— Start —

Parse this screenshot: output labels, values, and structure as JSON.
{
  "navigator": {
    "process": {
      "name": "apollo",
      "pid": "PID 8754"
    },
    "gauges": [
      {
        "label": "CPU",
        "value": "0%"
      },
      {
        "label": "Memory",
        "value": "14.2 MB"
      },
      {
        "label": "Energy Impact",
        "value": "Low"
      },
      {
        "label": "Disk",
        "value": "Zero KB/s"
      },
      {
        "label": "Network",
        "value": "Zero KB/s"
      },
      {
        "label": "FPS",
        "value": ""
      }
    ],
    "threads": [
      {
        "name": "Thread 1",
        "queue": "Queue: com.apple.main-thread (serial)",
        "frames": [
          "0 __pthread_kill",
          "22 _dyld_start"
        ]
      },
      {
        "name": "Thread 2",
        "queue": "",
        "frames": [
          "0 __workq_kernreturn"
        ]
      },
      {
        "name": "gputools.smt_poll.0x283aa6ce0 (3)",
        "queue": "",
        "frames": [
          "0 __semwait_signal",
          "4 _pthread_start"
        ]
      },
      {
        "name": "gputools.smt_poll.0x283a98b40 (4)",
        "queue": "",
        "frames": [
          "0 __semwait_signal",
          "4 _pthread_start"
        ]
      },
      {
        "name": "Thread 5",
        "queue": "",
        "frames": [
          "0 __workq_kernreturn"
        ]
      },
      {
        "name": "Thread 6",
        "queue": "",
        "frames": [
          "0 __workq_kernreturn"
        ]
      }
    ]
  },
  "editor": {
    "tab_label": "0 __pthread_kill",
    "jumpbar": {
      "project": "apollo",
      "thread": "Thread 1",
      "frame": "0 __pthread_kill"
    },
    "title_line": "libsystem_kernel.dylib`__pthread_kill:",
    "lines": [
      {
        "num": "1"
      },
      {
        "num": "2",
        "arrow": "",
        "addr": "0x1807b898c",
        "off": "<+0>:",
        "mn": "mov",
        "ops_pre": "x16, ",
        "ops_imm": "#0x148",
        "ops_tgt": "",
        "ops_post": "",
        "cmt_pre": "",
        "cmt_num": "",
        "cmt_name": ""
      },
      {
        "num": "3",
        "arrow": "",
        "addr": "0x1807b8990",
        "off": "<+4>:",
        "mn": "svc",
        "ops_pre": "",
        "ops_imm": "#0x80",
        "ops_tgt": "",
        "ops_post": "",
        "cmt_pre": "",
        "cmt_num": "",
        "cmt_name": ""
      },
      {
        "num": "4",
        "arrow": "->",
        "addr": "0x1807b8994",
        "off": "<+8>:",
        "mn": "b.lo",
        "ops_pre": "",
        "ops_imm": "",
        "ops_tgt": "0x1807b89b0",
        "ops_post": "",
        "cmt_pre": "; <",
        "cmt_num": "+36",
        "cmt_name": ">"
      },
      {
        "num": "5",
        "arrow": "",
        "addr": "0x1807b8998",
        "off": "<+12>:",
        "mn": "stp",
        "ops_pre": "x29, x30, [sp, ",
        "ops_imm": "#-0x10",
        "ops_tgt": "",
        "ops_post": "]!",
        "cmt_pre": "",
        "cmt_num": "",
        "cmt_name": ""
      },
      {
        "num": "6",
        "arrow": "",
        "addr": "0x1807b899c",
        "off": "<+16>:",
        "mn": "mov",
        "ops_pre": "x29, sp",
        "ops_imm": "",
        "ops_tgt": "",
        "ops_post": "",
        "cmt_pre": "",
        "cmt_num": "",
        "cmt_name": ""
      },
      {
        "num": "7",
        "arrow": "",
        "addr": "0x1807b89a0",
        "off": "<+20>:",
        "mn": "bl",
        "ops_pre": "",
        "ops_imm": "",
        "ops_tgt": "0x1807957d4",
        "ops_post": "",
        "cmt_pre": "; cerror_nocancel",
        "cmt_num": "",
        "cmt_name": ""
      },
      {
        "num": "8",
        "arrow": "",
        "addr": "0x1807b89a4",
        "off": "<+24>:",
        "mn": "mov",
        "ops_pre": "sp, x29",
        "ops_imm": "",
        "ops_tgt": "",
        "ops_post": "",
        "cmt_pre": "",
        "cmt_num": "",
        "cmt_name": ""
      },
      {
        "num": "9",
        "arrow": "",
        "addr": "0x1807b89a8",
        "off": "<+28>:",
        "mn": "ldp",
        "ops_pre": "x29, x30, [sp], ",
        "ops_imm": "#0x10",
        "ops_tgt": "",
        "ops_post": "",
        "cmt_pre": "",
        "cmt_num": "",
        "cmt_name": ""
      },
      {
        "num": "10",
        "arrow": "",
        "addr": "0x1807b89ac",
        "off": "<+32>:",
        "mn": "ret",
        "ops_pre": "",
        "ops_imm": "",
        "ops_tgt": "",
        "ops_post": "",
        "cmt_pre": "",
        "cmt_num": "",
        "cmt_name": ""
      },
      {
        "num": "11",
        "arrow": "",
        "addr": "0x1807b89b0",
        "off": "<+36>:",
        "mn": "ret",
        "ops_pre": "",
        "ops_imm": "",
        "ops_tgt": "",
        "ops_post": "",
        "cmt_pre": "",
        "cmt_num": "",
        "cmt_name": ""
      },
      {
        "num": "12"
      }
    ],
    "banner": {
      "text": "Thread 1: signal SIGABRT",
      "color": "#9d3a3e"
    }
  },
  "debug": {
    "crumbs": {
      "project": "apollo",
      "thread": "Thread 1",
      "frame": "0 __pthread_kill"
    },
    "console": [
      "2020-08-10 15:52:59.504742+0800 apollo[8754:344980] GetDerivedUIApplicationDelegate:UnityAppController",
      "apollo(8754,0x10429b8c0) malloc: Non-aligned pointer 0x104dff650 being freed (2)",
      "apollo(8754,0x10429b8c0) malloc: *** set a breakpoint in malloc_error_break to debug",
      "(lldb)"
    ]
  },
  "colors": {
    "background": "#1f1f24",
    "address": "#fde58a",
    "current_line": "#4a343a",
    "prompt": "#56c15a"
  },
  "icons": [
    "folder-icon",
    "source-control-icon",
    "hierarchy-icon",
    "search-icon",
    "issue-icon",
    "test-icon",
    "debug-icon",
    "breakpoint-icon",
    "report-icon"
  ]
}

— End —

[YOUR TASK]:
Copy every record above exactly as it appears.

[EXERCISE RESULT]:
Parse this screenshot: output labels, values, and structure as JSON.
{
  "navigator": {
    "process": {
      "name": "apollo",
      "pid": "PID 8754"
    },
    "gauges": [
      {
        "label": "CPU",
        "value": "0%"
      },
      {
        "label": "Memory",
        "value": "14.2 MB"
      },
      {
        "label": "Energy Impact",
        "value": "Low"
      },
      {
        "label": "Disk",
        "value": "Zero KB/s"
      },
      {
        "label": "Network",
        "value": "Zero KB/s"
      },
      {
        "label": "FPS",
        "value": ""
      }
    ],
    "threads": [
      {
        "name": "Thread 1",
        "queue": "Queue: com.apple.main-thread (serial)",
        "frames": [
          "0 __pthread_kill",
          "22 _dyld_start"
        ]
      },
      {
        "name": "Thread 2",
        "queue": "",
        "frames": [
          "0 __workq_kernreturn"
        ]
      },
      {
        "name": "gputools.smt_poll.0x283aa6ce0 (3)",
        "queue": "",
        "frames": [
          "0 __semwait_signal",
          "4 _pthread_start"
        ]
      },
      {
        "name": "gputools.smt_poll.0x283a98b40 (4)",
        "queue": "",
        "frames": [
          "0 __semwait_signal",
          "4 _pthread_start"
        ]
      },
      {
        "name": "Thread 5",
        "queue": "",
        "frames": [
          "0 __workq_kernreturn"
        ]
      },
      {
        "name": "Thread 6",
        "queue": "",
        "frames": [
          "0 __workq_kernreturn"
        ]
      }
    ]
  },
  "editor": {
    "tab_label": "0 __pthread_kill",
    "jumpbar": {
      "project": "apollo",
      "thread": "Thread 1",
      "frame": "0 __pthread_kill"
    },
    "title_line": "libsystem_kernel.dylib`__pthread_kill:",
    "lines": [
      {
        "num": "1"
      },
      {
        "num": "2",
        "arrow": "",
        "addr": "0x1807b898c",
        "off": "<+0>:",
        "mn": "mov",
        "ops_pre": "x16, ",
        "ops_imm": "#0x148",
        "ops_tgt": "",
        "ops_post": "",
        "cmt_pre": "",
        "cmt_num": "",
        "cmt_name": ""
      },
      {
        "num": "3",
        "arrow": "",
        "addr": "0x1807b8990",
        "off": "<+4>:",
        "mn": "svc",
        "ops_pre": "",
        "ops_imm": "#0x80",
        "ops_tgt": "",
        "ops_post": "",
        "cmt_pre": "",
        "cmt_num": "",
        "cmt_name": ""
      },
      {
        "num": "4",
        "arrow": "->",
        "addr": "0x1807b8994",
        "off": "<+8>:",
        "mn": "b.lo",
        "ops_pre": "",
        "ops_imm": "",
        "ops_tgt": "0x1807b89b0",
        "ops_post": "",
        "cmt_pre": "; <",
        "cmt_num": "+36",
        "cmt_name": ">"
      },
      {
        "num": "5",
        "arrow": "",
        "addr": "0x1807b8998",
        "off": "<+12>:",
        "mn": "stp",
        "ops_pre": "x29, x30, [sp, ",
        "ops_imm": "#-0x10",
        "ops_tgt": "",
        "ops_post": "]!",
        "cmt_pre": "",
        "cmt_num": "",
        "cmt_name": ""
      },
      {
        "num": "6",
        "arrow": "",
        "addr": "0x1807b899c",
        "off": "<+16>:",
        "mn": "mov",
        "ops_pre": "x29, sp",
        "ops_imm": "",
        "ops_tgt": "",
        "ops_post": "",
        "cmt_pre": "",
        "cmt_num": "",
        "cmt_name": ""
      },
      {
        "num": "7",
        "arrow": "",
        "addr": "0x1807b89a0",
        "off": "<+20>:",
        "mn": "bl",
        "ops_pre": "",
        "ops_imm": "",
        "ops_tgt": "0x1807957d4",
        "ops_post": "",
        "cmt_pre": "; cerror_nocancel",
        "cmt_num": "",
        "cmt_name": ""
      },
      {
        "num": "8",
        "arrow": "",
        "addr": "0x1807b89a4",
        "off": "<+24>:",
        "mn": "mov",
        "ops_pre": "sp, x29",
        "ops_imm": "",
        "ops_tgt": "",
        "ops_post": "",
        "cmt_pre": "",
        "cmt_num": "",
        "cmt_name": ""
      },
      {
        "num": "9",
        "arrow": "",
        "addr": "0x1807b89a8",
        "off": "<+28>:",
        "mn": "ldp",
        "ops_pre": "x29, x30, [sp], ",
        "ops_imm": "#0x10",
        "ops_tgt": "",
        "ops_post": "",
        "cmt_pre": "",
        "cmt_num": "",
        "cmt_name": ""
      },
      {
        "num": "10",
        "arrow": "",
        "addr": "0x1807b89ac",
        "off": "<+32>:",
        "mn": "ret",
        "ops_pre": "",
        "ops_imm": "",
        "ops_tgt": "",
        "ops_post": "",
        "cmt_pre": "",
        "cmt_num": "",
        "cmt_name": ""
      },
      {
        "num": "11",
        "arrow": "",
        "addr": "0x1807b89b0",
        "off": "<+36>:",
        "mn": "ret",
        "ops_pre": "",
        "ops_imm": "",
        "ops_tgt": "",
        "ops_post": "",
        "cmt_pre": "",
        "cmt_num": "",
        "cmt_name": ""
      },
      {
        "num": "12"
      }
    ],
    "banner": {
      "text": "Thread 1: signal SIGABRT",
      "color": "#9d3a3e"
    }
  },
  "debug": {
    "crumbs": {
      "project": "apollo",
      "thread": "Thread 1",
      "frame": "0 __pthread_kill"
    },
    "console": [
      "2020-08-10 15:52:59.504742+0800 apollo[8754:344980] GetDerivedUIApplicationDelegate:UnityAppController",
      "apollo(8754,0x10429b8c0) malloc: Non-aligned pointer 0x104dff650 being freed (2)",
      "apollo(8754,0x10429b8c0) malloc: *** set a breakpoint in malloc_error_break to debug",
      "(lldb)"
    ]
  },
  "colors": {
    "background": "#1f1f24",
    "address": "#fde58a",
    "current_line": "#4a343a",
    "prompt": "#56c15a"
  },
  "icons": [
    "folder-icon",
    "source-control-icon",
    "hierarchy-icon",
    "search-icon",
    "issue-icon",
    "test-icon",
    "debug-icon",
    "breakpoint-icon",
    "report-icon"
  ]
}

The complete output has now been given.